======== TASK DATA
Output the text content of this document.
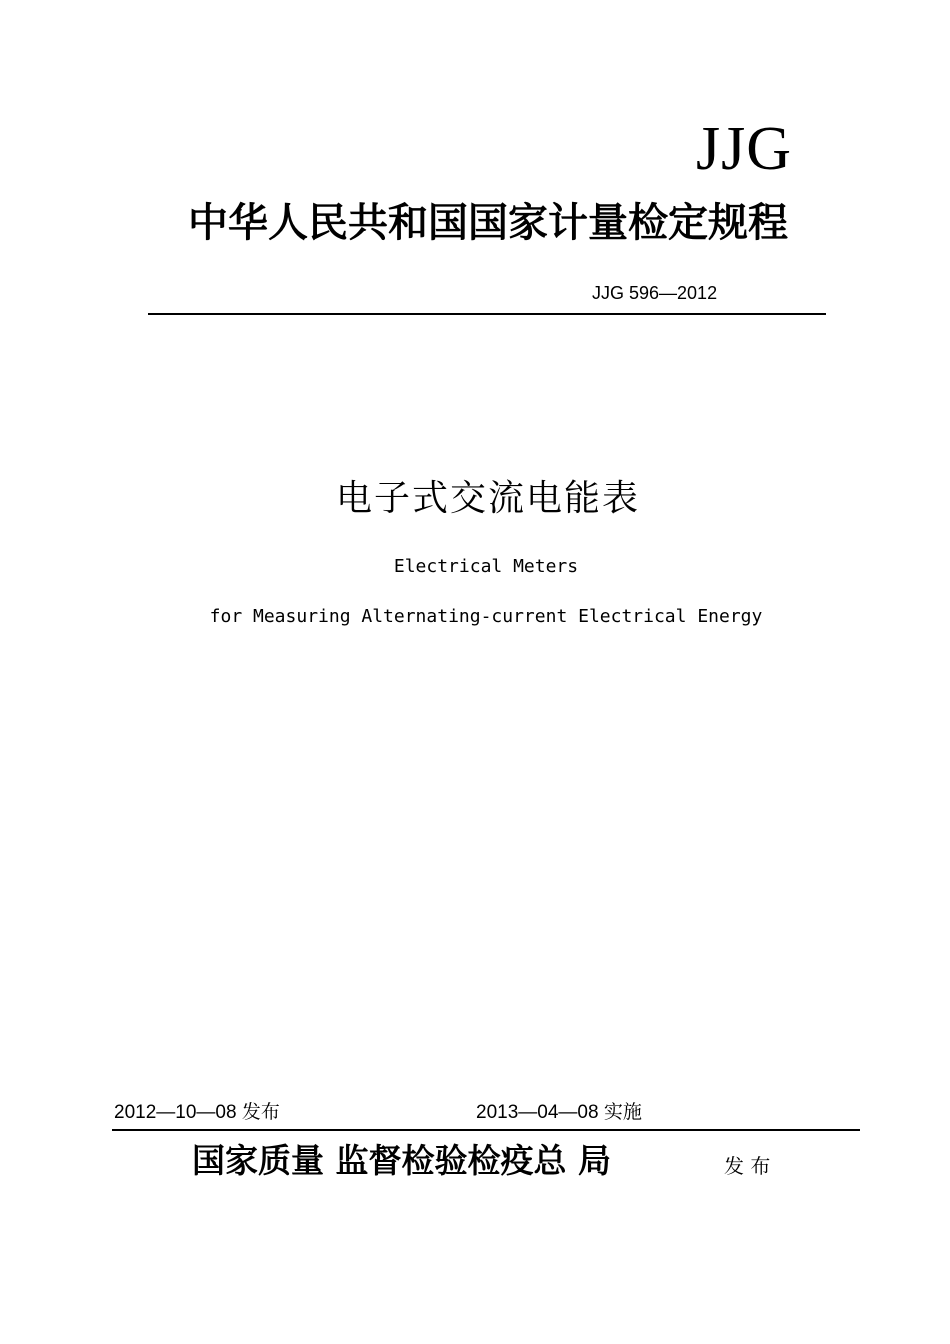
JJG
中华人民共和国国家计量检定规程
JJG 596—2012
电子式交流电能表
Electrical Meters
for Measuring Alternating-current Electrical Energy
2012—10—08 发布	2013—04—08 实施
国家质量 监督检验检疫总 局	发 布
================
[TASK DESCRIPTION]: Copy the listing over exactly, skipping the pictures it holds.

[RESULT]:
Output the text content of this document.
JJG
中华人民共和国国家计量检定规程
JJG 596—2012
电子式交流电能表
Electrical Meters
for Measuring Alternating-current Electrical Energy
2012—10—08 发布	2013—04—08 实施
国家质量 监督检验检疫总 局	发 布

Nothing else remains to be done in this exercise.